**Information supplied:**

▬▬▬▬▬▬▬▬▬▬

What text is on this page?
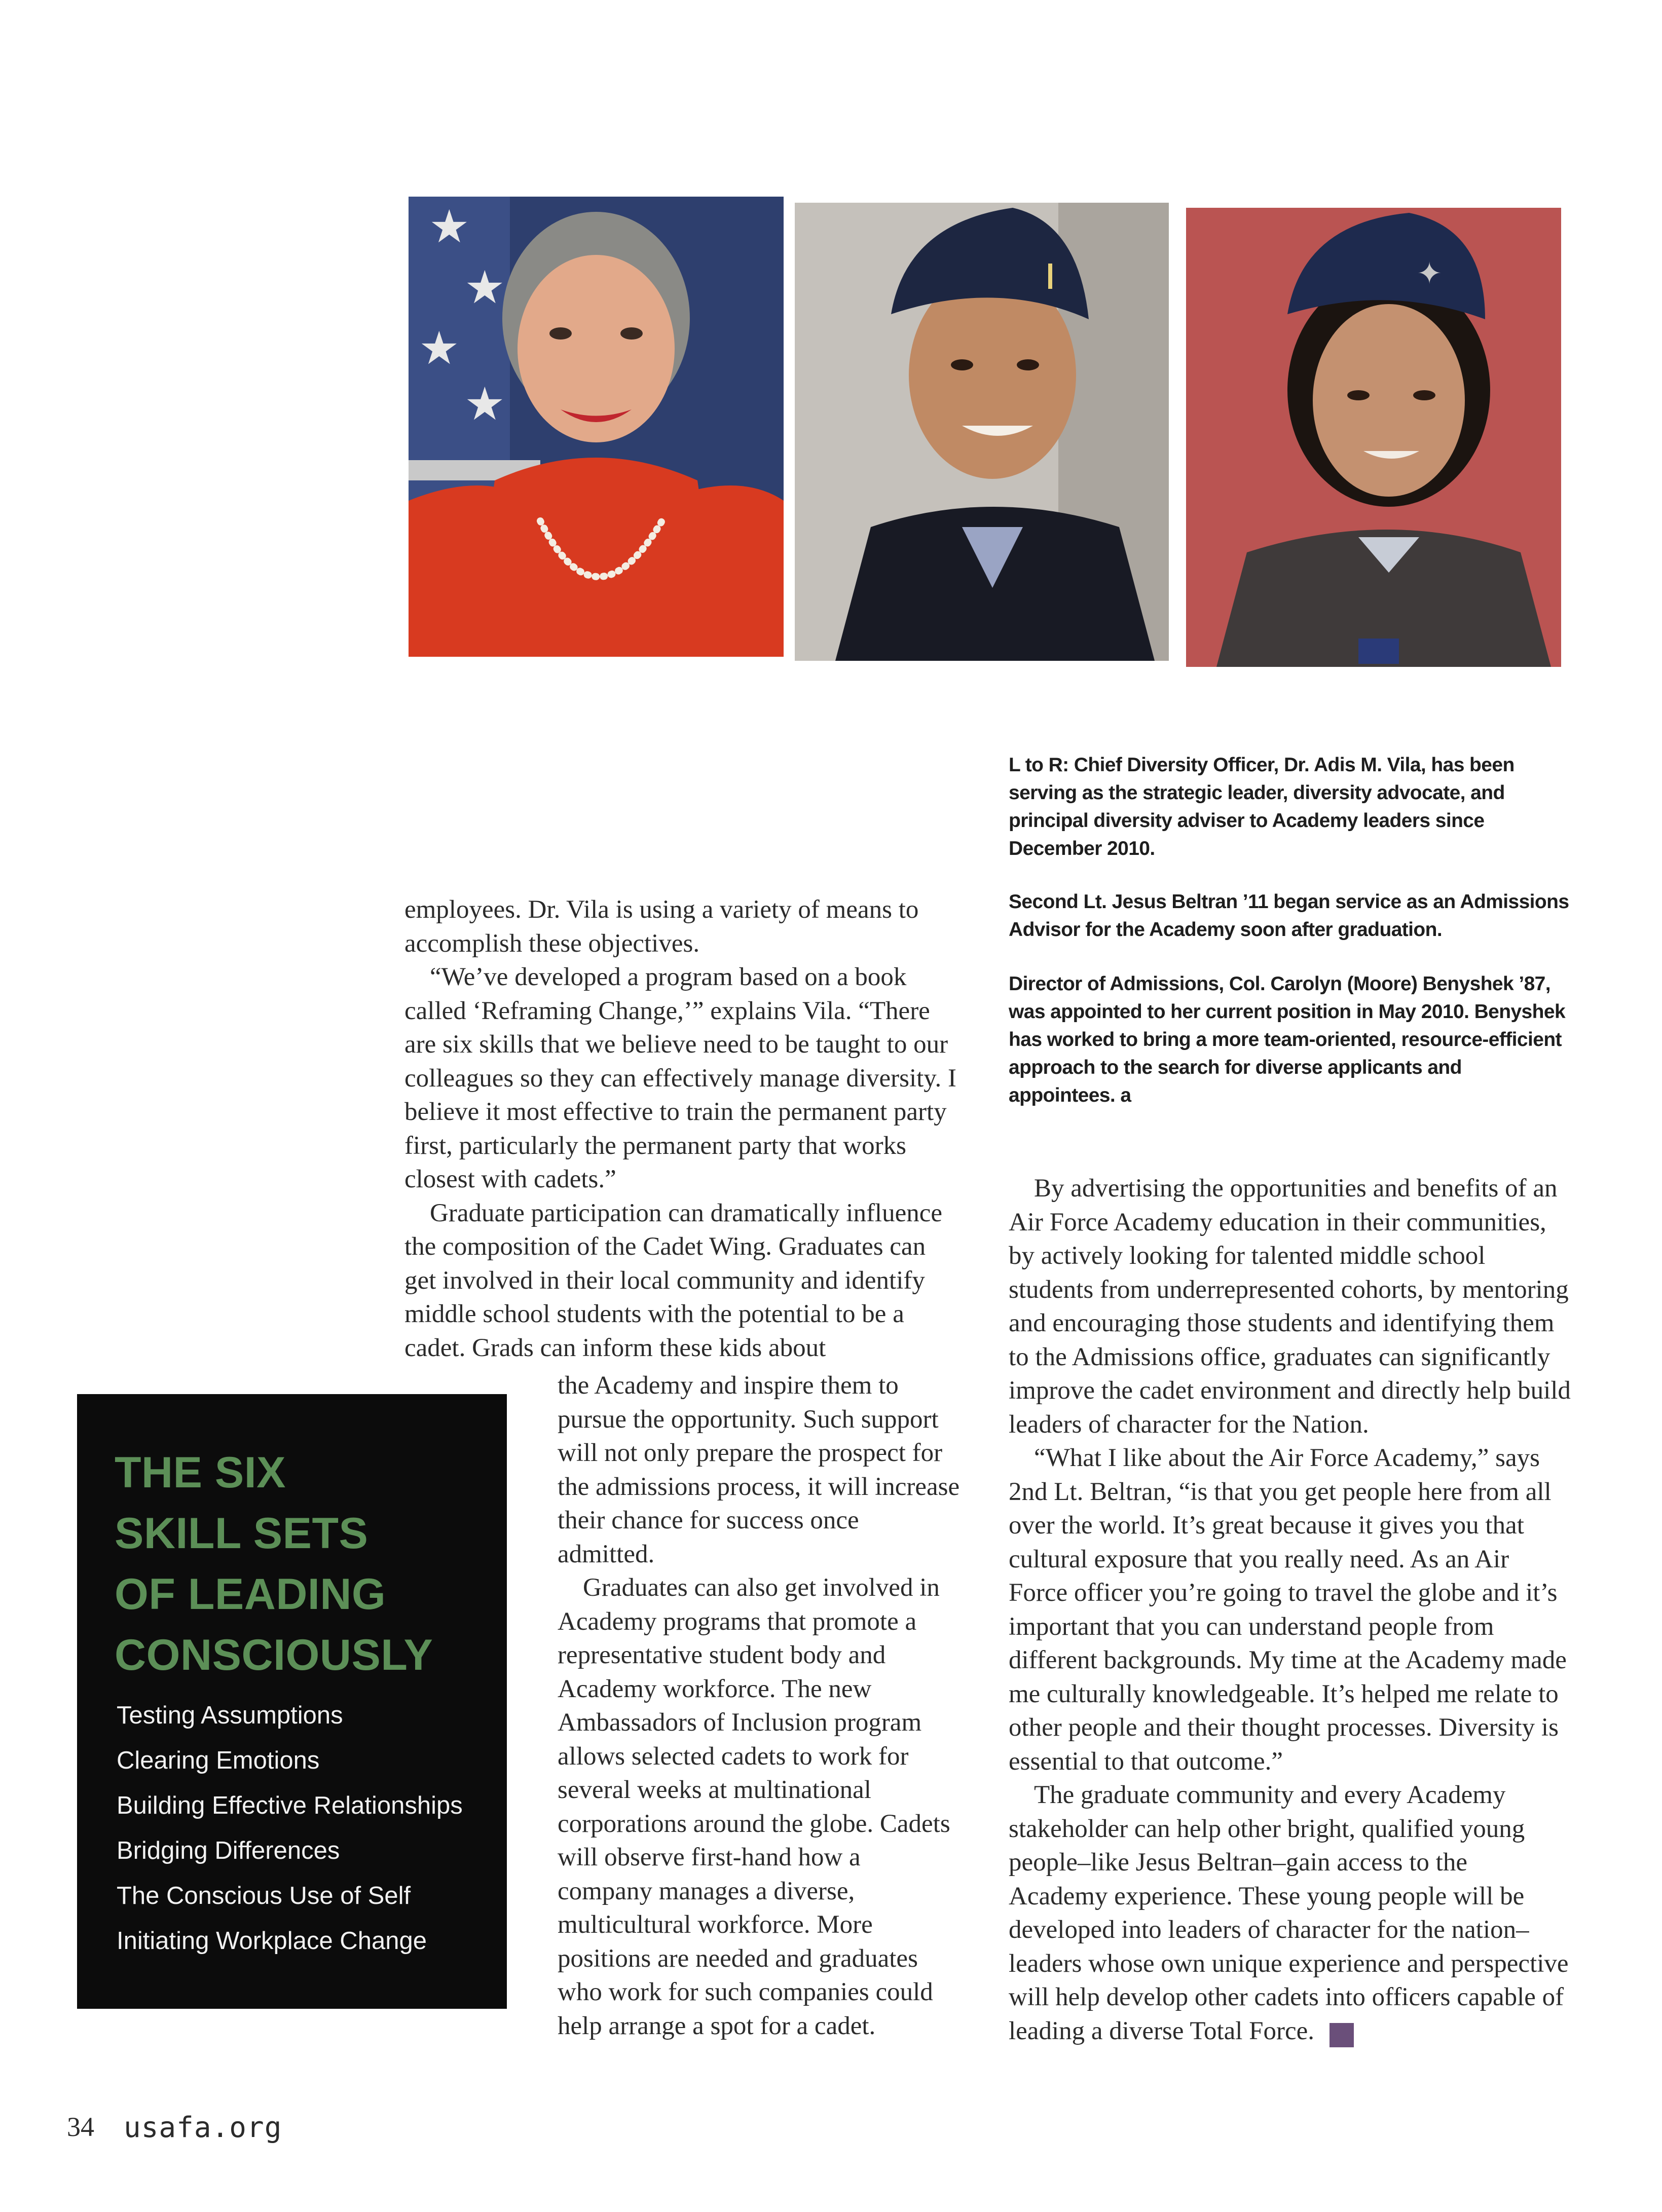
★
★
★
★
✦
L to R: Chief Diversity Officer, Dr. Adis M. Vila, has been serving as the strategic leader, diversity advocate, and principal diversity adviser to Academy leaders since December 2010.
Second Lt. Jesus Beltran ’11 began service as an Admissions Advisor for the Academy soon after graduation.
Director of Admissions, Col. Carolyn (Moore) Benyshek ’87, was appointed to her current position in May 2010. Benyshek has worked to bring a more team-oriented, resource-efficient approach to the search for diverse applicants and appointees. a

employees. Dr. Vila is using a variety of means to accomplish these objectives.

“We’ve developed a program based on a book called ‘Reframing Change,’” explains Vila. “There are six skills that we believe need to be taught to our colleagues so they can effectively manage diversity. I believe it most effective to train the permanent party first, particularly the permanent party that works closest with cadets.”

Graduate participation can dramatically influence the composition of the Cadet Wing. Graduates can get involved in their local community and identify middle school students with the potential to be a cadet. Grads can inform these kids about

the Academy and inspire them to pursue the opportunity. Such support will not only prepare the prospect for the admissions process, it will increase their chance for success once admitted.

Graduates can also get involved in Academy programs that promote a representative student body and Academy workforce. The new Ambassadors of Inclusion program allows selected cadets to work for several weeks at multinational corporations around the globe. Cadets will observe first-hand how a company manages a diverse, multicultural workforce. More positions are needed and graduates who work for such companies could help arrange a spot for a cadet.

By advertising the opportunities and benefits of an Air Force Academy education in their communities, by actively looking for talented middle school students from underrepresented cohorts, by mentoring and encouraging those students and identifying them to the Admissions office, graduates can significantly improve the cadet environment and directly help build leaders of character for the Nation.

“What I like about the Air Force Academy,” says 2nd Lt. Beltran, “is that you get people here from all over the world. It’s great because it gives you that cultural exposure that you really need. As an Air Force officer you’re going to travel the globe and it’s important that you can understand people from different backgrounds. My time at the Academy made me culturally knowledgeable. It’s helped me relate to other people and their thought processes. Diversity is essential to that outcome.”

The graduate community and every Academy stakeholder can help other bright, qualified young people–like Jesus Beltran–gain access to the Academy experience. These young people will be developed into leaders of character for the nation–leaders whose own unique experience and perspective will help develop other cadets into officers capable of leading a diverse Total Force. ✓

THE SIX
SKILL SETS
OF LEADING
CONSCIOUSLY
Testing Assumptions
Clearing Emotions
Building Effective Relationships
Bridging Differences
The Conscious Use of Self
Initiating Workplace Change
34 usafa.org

▬▬▬▬▬▬▬▬▬▬

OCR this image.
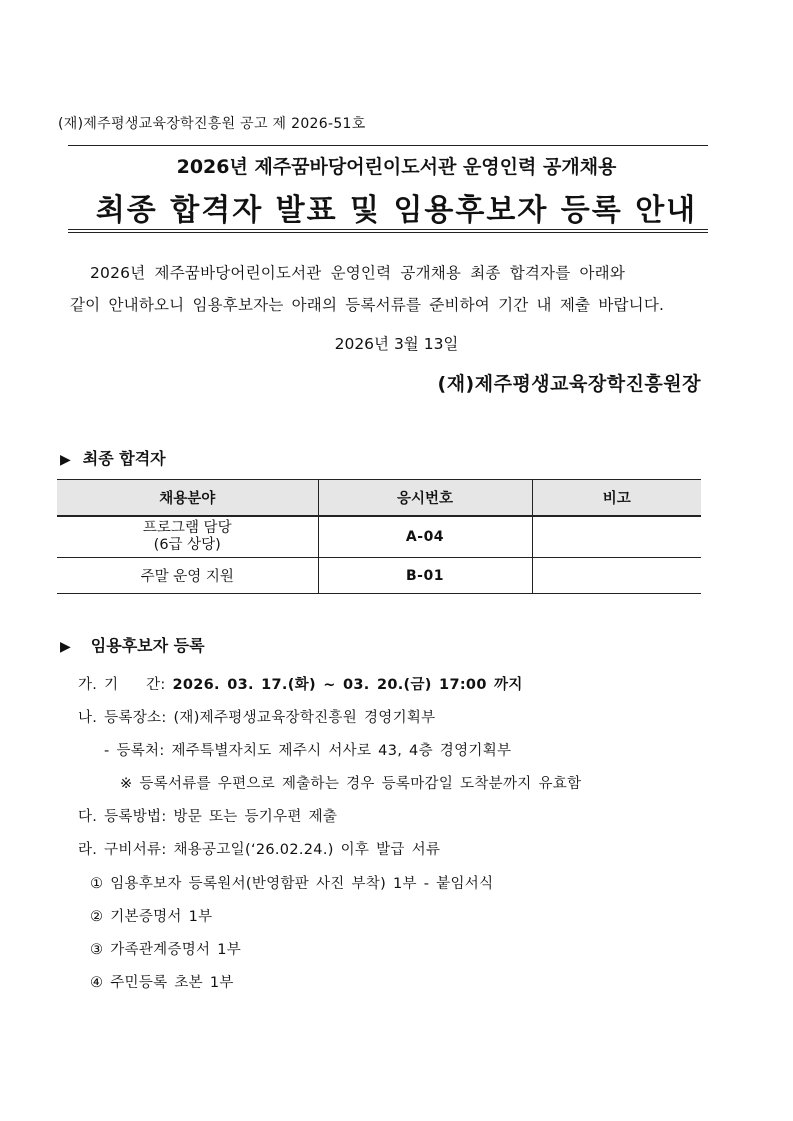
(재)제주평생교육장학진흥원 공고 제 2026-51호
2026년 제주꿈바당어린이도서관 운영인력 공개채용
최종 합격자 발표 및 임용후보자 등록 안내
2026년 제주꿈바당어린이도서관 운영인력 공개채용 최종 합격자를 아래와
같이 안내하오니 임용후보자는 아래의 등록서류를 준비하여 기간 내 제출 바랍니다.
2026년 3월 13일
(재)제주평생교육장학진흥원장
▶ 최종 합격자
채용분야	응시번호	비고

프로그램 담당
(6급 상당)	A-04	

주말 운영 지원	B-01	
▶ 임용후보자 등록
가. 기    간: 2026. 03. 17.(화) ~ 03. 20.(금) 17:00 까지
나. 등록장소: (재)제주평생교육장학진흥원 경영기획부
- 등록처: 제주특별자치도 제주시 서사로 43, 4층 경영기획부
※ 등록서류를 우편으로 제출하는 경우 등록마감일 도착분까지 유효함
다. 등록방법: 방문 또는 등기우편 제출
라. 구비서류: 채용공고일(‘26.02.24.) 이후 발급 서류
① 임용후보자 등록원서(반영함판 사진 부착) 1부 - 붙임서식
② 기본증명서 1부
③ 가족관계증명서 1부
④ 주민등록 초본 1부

▬▬▬▬▬▬▬▬▬▬

**Goal:** State how many lines of the material contain the string "program", with no other words.

**Right answer:** 2